**WHAT YOU WILL DO:**
Reproduce the records from the line with "panel1-colorbar-swatch [98,429,114,442]" up to and including the line with "panel1-colorbar-swatch [284,429,300,442]", changing "swatch" to "patch" and leaving everything else in those lines as is.

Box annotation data
========================

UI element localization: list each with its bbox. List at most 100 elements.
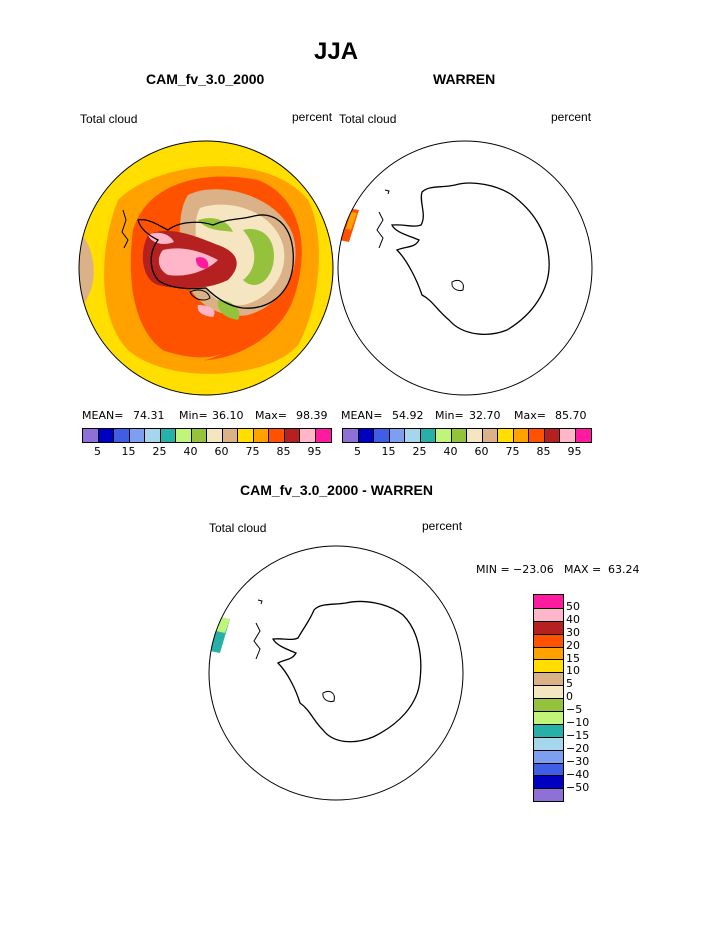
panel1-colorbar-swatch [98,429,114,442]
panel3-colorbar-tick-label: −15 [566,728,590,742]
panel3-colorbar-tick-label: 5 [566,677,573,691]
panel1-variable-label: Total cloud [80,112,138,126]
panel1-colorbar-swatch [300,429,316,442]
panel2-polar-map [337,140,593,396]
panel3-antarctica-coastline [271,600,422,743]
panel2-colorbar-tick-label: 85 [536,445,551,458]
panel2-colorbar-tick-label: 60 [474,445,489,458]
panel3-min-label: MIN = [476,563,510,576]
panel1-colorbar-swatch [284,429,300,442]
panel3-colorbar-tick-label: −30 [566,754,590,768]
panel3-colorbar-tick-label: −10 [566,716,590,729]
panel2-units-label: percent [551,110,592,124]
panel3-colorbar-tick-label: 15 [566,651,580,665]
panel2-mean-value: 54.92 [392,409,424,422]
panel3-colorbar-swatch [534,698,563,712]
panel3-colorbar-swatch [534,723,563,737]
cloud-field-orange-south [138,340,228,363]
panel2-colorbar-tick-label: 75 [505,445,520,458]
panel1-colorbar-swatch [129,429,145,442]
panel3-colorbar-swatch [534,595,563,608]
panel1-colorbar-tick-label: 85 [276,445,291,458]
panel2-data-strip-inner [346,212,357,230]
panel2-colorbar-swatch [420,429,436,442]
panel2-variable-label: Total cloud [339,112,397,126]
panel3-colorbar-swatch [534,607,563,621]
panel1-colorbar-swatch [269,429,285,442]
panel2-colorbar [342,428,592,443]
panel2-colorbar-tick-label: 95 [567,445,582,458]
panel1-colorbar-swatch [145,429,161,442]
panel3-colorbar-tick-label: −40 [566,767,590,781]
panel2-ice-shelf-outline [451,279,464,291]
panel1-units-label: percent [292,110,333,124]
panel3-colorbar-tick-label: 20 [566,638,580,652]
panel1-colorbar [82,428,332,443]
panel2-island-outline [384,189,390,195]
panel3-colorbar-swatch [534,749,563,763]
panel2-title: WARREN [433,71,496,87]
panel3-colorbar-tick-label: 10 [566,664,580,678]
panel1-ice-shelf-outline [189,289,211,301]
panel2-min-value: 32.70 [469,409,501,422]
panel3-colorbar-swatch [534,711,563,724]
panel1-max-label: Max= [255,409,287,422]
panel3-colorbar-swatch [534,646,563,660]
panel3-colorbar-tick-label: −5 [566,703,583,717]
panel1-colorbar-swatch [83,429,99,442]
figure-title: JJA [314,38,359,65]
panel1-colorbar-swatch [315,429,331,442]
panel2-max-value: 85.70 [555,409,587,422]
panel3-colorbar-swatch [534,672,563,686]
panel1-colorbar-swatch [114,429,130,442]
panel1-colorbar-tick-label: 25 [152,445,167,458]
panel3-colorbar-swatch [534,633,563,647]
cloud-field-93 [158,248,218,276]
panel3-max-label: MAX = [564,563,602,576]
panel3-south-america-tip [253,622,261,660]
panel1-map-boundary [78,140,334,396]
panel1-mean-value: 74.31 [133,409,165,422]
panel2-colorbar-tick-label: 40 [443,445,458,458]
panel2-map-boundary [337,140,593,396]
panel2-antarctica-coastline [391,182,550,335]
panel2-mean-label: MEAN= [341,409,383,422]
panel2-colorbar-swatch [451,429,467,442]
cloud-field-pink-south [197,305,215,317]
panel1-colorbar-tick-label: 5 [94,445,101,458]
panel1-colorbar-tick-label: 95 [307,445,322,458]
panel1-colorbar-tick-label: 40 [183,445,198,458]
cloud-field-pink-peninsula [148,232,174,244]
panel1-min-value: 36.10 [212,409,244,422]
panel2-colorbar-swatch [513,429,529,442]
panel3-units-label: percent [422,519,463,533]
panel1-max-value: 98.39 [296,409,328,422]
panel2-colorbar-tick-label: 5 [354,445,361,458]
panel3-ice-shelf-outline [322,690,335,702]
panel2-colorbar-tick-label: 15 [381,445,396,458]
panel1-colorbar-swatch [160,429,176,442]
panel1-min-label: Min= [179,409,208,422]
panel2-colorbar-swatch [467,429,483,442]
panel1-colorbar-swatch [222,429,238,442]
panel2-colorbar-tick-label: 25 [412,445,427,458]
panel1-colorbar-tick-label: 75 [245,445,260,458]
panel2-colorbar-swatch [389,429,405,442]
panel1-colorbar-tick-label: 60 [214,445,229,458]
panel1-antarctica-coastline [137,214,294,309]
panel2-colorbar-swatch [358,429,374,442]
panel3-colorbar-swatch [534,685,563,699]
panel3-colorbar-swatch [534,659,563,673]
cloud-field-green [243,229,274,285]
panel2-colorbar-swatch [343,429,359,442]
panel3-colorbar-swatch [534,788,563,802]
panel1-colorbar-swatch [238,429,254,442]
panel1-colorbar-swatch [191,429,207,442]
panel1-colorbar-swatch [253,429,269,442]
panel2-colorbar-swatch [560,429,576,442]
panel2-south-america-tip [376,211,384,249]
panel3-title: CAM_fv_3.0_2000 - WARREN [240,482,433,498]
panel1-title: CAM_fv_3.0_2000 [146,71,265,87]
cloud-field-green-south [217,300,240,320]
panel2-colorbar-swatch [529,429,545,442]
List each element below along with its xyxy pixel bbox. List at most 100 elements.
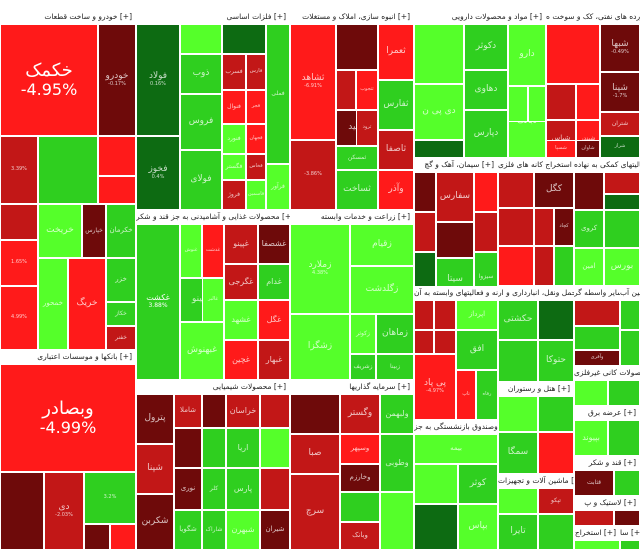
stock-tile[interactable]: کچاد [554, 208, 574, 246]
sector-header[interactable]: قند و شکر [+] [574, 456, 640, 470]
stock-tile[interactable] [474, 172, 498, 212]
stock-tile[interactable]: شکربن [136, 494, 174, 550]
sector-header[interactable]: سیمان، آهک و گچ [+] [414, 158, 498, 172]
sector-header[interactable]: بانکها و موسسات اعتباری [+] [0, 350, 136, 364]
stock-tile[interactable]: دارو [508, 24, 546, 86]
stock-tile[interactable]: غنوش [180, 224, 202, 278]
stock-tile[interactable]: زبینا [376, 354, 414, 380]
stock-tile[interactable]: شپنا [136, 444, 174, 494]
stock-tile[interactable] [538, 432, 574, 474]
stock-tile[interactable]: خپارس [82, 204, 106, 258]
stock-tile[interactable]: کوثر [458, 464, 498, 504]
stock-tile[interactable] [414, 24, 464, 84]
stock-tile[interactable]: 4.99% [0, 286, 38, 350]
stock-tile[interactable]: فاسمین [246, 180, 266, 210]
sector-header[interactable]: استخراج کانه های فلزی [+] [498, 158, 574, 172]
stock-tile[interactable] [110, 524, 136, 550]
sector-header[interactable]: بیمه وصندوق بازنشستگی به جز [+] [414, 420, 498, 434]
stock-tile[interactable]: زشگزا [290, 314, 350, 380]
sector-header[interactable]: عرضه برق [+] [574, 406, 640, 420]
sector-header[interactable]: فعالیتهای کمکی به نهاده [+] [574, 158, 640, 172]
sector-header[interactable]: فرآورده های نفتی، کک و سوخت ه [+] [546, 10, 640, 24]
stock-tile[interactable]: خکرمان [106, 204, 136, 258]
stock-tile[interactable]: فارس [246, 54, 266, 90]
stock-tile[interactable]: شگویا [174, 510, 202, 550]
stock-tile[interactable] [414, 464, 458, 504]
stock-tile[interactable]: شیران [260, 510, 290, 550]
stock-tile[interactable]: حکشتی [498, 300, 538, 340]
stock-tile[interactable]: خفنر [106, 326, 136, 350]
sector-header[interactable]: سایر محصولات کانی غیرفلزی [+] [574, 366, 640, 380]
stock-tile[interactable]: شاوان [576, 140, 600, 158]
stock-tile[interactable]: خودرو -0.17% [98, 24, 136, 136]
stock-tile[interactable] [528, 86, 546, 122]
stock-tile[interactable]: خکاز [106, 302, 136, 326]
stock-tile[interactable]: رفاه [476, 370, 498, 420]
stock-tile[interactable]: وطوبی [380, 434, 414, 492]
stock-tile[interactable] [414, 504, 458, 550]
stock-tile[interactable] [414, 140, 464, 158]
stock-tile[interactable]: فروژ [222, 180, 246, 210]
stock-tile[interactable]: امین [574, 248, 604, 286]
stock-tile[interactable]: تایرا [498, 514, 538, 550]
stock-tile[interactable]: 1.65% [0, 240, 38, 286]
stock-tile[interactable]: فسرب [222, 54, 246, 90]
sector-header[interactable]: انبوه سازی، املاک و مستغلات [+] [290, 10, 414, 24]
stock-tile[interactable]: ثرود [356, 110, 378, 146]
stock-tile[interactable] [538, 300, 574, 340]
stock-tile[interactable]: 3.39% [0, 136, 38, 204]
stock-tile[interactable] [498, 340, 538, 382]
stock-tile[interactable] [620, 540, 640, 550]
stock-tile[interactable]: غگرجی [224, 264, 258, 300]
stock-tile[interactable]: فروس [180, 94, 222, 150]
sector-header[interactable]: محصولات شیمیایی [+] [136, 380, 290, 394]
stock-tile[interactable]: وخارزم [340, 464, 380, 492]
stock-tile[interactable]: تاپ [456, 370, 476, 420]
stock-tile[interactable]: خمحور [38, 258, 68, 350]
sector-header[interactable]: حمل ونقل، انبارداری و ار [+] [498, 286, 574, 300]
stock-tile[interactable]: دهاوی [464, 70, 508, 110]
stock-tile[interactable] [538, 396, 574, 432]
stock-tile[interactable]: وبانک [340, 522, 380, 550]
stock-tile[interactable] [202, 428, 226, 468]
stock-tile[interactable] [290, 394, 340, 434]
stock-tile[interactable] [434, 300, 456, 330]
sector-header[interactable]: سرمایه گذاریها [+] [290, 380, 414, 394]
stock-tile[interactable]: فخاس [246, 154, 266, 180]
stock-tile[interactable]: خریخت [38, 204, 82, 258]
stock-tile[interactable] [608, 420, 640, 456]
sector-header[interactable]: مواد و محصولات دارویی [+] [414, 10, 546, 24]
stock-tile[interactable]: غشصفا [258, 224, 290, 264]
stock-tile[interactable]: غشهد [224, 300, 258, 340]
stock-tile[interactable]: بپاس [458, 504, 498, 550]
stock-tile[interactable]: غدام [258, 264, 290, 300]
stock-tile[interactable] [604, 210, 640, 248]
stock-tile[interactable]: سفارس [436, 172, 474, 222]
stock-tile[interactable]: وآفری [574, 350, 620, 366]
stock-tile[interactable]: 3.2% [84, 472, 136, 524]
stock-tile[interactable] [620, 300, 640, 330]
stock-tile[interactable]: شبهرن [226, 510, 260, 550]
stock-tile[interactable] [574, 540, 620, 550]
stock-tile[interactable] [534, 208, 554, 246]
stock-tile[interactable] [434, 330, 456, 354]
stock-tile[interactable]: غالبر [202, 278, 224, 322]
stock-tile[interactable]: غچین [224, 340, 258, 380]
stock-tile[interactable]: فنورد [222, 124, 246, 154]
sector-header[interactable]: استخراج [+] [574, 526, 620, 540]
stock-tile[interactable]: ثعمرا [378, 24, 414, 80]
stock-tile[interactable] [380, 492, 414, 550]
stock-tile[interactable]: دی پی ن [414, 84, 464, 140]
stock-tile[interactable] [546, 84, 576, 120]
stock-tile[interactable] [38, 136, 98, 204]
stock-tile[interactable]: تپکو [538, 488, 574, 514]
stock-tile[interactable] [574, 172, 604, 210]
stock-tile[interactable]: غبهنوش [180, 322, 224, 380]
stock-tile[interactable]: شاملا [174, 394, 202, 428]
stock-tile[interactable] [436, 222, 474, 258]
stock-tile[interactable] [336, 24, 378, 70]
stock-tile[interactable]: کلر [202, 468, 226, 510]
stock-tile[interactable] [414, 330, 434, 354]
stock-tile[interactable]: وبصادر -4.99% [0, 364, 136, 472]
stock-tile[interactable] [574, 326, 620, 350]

========================

**RESULT FOR THIS TASK:**
panel1-colorbar-patch [98,429,114,442]
panel3-colorbar-tick-label: −15 [566,728,590,742]
panel3-colorbar-tick-label: 5 [566,677,573,691]
panel1-variable-label: Total cloud [80,112,138,126]
panel1-colorbar-patch [300,429,316,442]
panel2-polar-map [337,140,593,396]
panel3-antarctica-coastline [271,600,422,743]
panel2-colorbar-tick-label: 85 [536,445,551,458]
panel2-colorbar-tick-label: 60 [474,445,489,458]
panel3-min-label: MIN = [476,563,510,576]
panel1-colorbar-patch [284,429,300,442]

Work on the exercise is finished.